Excerto escolhido
+ + + +

Os fanzines são, por natureza, objectos que apenas podem ser definidos pela sua intrínseca propensão a poderem escapar-se às definições “normais” (melhor dito, “normalizadas”) de outro tipo de publicações (que poderão ser revistas, jornais, periódicos, colectâneas, antologias, sketchbooks, etc.), e a se nos apresentarem como algo feito numa total liberdade em relação a “valores externos” (editoriais e comerciais, sobretudo). Um outro grande factor definitivo é a sua produção, a qual, a maior parte das vezes, é reduzida em exemplares, numa qualidade de papel acessível (logo desprovida de “luxos”). Mas bastará olharmos algumas das publicações aqui indicadas e a que damos (ou se assumem como tal) esse nome – e este blog não prima por uma grande variedade delas - para demonstrar a profusão que se nos apresenta e a dificuldade que é a utilização de um nome. Algumas são fotocopiadas, outras em offset, uns fanzines meramente agrafados, outros que atravessam um francamente profissional e agradável arranjo gráfico, uns que “põem cá fora” as vontades dos autores tal qual, outras atravessando uma escolha editorial ou princípios apriorísticos e programáticos, algumas editadas pelos próprios intervenientes/editores, outras sustentadas por uma maior e mais bem oleada máquina editorial (e distribuidora). É este último o caso dos dois títulos aqui em discussão nesta secção dupla: Big Questions, de Anders Nielsen, e Gongwanadon, de Thomas Herpich.

+ + + +

(Itens de um conjunto de dados)

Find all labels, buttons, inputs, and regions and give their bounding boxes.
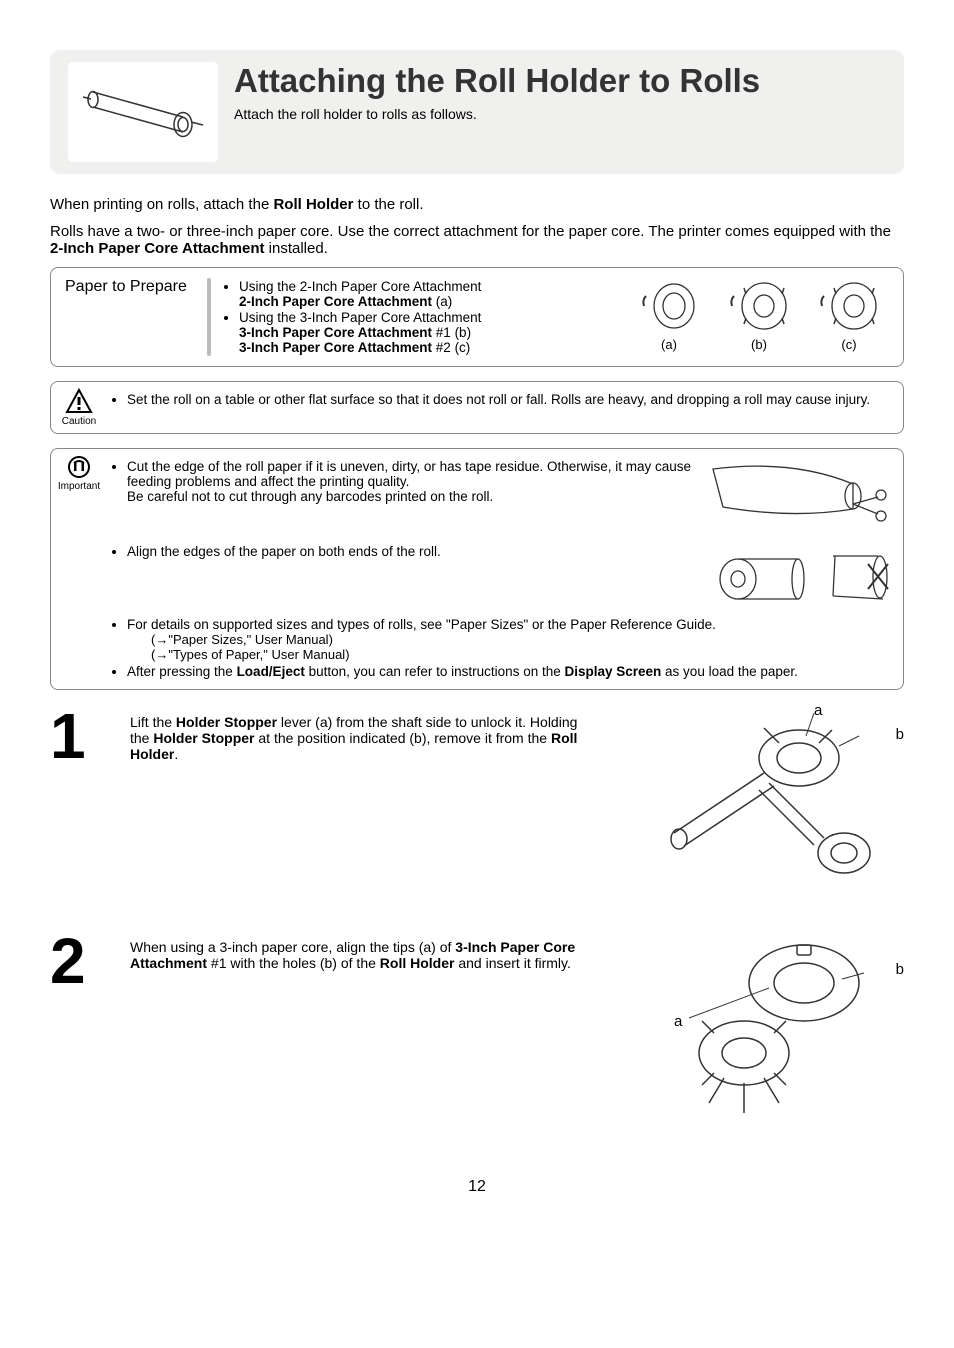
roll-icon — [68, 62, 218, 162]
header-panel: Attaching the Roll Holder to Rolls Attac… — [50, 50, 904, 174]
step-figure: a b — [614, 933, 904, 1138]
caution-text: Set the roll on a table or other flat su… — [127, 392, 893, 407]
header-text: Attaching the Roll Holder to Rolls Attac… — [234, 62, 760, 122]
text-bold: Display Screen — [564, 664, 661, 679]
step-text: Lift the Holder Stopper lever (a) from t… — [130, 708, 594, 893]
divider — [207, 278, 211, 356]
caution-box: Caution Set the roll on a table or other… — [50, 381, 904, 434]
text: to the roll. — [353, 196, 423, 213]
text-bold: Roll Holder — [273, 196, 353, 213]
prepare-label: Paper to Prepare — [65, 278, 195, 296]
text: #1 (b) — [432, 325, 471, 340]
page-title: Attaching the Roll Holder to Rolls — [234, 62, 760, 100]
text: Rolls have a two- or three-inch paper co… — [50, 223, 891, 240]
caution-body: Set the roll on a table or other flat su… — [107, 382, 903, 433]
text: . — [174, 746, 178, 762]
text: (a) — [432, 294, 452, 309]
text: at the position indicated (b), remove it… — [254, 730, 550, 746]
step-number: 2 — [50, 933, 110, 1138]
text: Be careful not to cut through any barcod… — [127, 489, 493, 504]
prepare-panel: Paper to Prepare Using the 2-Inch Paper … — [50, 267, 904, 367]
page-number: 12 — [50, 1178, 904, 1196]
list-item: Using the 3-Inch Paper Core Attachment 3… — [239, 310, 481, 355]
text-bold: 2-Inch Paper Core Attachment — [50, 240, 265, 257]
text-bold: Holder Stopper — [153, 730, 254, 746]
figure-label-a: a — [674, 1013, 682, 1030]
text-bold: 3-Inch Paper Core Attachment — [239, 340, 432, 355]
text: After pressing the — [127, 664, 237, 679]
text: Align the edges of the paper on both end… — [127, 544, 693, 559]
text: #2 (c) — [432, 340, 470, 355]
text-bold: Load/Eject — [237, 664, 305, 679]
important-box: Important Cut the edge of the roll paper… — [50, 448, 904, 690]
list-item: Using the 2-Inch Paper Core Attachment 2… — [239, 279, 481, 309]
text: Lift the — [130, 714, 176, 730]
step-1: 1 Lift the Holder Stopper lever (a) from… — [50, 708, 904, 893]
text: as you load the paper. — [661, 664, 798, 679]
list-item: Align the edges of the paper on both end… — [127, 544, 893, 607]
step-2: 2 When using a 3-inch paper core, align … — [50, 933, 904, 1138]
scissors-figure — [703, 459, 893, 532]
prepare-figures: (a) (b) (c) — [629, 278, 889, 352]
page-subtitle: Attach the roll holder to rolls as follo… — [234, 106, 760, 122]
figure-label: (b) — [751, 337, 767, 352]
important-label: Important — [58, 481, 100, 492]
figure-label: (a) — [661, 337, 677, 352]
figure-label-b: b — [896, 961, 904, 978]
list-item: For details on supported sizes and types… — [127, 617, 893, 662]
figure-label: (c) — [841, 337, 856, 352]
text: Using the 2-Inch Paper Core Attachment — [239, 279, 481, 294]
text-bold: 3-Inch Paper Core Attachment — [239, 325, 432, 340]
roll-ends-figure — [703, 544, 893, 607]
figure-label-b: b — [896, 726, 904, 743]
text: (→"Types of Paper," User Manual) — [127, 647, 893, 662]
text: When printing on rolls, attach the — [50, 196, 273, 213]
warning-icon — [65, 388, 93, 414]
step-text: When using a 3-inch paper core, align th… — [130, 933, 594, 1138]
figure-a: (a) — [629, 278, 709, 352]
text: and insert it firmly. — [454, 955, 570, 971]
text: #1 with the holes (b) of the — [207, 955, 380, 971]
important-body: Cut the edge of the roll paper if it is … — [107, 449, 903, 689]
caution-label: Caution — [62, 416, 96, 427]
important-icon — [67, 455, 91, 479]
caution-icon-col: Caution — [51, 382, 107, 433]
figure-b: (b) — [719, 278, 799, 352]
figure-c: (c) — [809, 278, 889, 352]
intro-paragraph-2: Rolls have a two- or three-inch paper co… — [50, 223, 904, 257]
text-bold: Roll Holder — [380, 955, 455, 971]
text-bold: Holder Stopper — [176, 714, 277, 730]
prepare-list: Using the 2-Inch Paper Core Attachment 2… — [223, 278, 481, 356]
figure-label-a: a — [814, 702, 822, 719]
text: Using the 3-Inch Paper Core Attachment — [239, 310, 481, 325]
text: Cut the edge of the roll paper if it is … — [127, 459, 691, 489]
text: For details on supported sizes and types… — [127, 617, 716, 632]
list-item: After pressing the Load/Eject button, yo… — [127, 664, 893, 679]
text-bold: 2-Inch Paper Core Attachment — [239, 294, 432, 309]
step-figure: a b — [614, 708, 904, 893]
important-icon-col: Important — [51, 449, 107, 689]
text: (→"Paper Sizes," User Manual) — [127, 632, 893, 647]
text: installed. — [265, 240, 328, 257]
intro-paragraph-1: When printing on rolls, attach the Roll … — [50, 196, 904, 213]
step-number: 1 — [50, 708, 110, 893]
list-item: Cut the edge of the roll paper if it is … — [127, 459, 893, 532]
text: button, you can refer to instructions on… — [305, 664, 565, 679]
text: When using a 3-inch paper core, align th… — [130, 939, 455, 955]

+ + + +

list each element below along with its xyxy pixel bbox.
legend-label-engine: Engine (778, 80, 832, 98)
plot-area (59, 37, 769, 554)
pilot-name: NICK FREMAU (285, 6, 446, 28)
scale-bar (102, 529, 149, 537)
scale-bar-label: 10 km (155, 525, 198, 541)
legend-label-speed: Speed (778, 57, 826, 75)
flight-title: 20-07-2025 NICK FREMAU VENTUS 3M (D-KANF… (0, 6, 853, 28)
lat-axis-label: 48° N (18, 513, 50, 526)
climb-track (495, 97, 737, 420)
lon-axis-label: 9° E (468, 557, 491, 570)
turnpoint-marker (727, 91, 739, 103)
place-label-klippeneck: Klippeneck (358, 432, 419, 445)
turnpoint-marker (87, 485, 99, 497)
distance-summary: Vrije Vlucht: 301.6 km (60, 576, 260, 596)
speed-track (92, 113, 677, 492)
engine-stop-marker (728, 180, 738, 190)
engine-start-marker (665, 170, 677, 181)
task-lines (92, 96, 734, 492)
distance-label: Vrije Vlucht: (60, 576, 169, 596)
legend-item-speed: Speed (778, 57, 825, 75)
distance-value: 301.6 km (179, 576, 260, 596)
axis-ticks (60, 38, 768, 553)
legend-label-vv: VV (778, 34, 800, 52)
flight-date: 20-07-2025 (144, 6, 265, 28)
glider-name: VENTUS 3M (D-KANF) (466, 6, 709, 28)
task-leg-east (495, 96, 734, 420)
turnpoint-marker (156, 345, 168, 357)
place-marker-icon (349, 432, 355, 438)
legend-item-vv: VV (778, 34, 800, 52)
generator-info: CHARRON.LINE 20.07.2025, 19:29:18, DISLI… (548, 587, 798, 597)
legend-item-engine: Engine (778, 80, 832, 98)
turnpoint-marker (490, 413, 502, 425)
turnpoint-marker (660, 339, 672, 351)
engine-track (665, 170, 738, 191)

+ + + +

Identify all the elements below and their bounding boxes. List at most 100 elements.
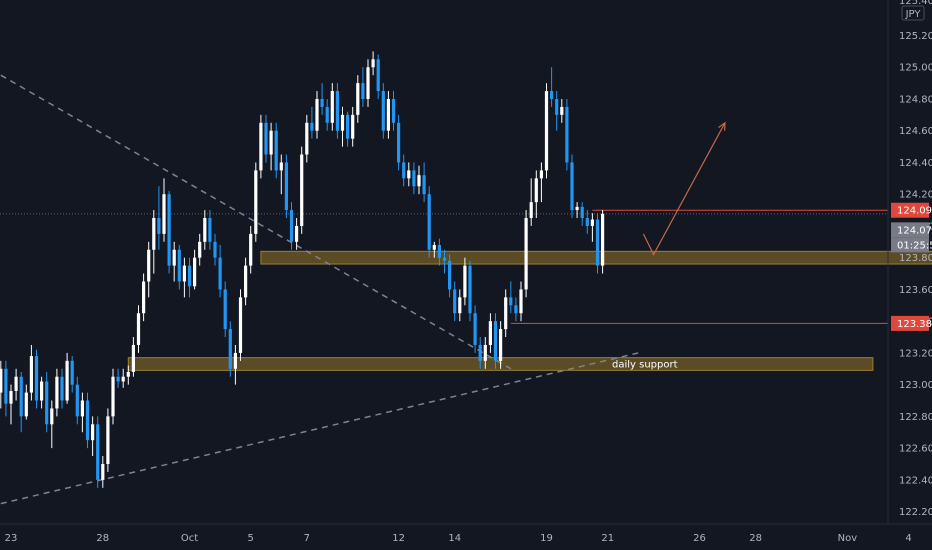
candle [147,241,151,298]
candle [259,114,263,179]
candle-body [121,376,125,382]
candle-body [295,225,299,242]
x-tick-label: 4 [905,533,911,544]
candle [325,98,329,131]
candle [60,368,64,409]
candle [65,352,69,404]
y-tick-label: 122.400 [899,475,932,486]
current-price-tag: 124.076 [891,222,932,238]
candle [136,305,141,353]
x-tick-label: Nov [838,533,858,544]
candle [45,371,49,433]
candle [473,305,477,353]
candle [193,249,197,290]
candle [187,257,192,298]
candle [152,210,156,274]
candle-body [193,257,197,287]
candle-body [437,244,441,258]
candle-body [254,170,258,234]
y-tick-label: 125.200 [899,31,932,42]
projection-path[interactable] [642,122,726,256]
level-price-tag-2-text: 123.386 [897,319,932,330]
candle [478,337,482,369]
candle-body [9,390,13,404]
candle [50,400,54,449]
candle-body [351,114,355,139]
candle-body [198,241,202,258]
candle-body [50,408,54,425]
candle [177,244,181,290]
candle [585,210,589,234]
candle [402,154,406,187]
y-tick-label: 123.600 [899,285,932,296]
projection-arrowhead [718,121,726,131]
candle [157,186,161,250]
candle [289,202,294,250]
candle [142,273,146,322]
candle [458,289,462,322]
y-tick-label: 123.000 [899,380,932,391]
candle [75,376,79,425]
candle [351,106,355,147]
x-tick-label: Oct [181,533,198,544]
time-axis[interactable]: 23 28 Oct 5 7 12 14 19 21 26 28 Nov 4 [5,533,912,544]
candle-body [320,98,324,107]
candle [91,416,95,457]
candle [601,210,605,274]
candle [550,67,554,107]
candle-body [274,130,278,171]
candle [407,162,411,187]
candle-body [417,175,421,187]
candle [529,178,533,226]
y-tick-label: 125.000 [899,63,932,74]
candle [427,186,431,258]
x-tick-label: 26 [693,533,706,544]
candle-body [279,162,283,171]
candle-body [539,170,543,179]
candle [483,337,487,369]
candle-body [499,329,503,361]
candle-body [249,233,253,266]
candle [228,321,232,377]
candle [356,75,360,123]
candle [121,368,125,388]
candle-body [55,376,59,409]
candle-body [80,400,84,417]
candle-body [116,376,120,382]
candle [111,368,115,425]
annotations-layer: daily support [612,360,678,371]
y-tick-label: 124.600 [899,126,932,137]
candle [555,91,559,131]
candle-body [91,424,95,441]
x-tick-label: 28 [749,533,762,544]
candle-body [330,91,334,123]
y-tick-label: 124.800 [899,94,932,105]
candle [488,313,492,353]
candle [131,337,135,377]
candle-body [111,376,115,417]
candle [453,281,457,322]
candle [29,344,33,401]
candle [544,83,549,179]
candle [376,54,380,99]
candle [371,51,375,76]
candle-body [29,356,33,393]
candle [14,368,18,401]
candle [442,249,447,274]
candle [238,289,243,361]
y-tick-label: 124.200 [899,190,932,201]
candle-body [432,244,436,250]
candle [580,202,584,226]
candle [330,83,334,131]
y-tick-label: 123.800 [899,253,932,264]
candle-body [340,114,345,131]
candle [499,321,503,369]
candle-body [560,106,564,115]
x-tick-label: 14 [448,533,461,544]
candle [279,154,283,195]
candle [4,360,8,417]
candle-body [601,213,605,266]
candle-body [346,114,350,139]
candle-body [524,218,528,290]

+ + + +

As tarefas
A - Responda a estas perguntas com base no texto sobre fanzines.
(i) Que tipos de "valores externos" o texto destaca acima de tudo?
(ii) Que qualidade de papel costuma ter a produção dos fanzines?
(iii) Quem é o autor de Gongwanadon?
B - Nos registos, renomeie "Holder Stopper" para "Roll Lock" e deixe tudo o resto igual. Comece na linha que contém "roll-icon — [68, 62, 218, 162]", termine depois da linha que contém "text: Lift the — [130, 714, 176, 730]" e apresente apenas essas linhas.

Respostas por tarefa
A -
(i) Os valores editoriais e comerciais.
(ii) Um papel de qualidade acessível, desprovido de "luxos".
(iii) Thomas Herpich.

B -
roll-icon — [68, 62, 218, 162]
header-panel: Attaching the Roll Holder to Rolls Attac… — [50, 50, 904, 174]
step-figure: a b — [614, 933, 904, 1138]
caution-text: Set the roll on a table or other flat su… — [127, 392, 893, 407]
header-text: Attaching the Roll Holder to Rolls Attac… — [234, 62, 760, 122]
text-bold: Display Screen — [564, 664, 661, 679]
step-text: Lift the Roll Lock lever (a) from t… — [130, 708, 594, 893]
divider — [207, 278, 211, 356]
caution-box: Caution Set the roll on a table or other… — [50, 381, 904, 434]
text: to the roll. — [353, 196, 423, 213]
text-bold: Roll Holder — [273, 196, 353, 213]
prepare-label: Paper to Prepare — [65, 278, 195, 296]
text: #1 (b) — [432, 325, 471, 340]
page-title: Attaching the Roll Holder to Rolls — [234, 62, 760, 100]
text: Rolls have a two- or three-inch paper co… — [50, 223, 891, 240]
caution-body: Set the roll on a table or other flat su… — [107, 382, 903, 433]
text: . — [174, 746, 178, 762]
text: (a) — [432, 294, 452, 309]
text: at the position indicated (b), remove it… — [254, 730, 550, 746]
step-number: 2 — [50, 933, 110, 1138]
text: Be careful not to cut through any barcod… — [127, 489, 493, 504]
prepare-panel: Paper to Prepare Using the 2-Inch Paper … — [50, 267, 904, 367]
page-number: 12 — [50, 1178, 904, 1196]
list-item: Using the 3-Inch Paper Core Attachment 3… — [239, 310, 481, 355]
text-bold: 2-Inch Paper Core Attachment — [50, 240, 265, 257]
text-bold: Roll Lock — [153, 730, 254, 746]
figure-label-a: a — [674, 1013, 682, 1030]
text-bold: 3-Inch Paper Core Attachment — [239, 340, 432, 355]
text: After pressing the — [127, 664, 237, 679]
text: Align the edges of the paper on both end… — [127, 544, 693, 559]
text: #2 (c) — [432, 340, 470, 355]
text-bold: Load/Eject — [237, 664, 305, 679]
important-box: Important Cut the edge of the roll paper… — [50, 448, 904, 690]
list-item: Using the 2-Inch Paper Core Attachment 2… — [239, 279, 481, 309]
text: Lift the — [130, 714, 176, 730]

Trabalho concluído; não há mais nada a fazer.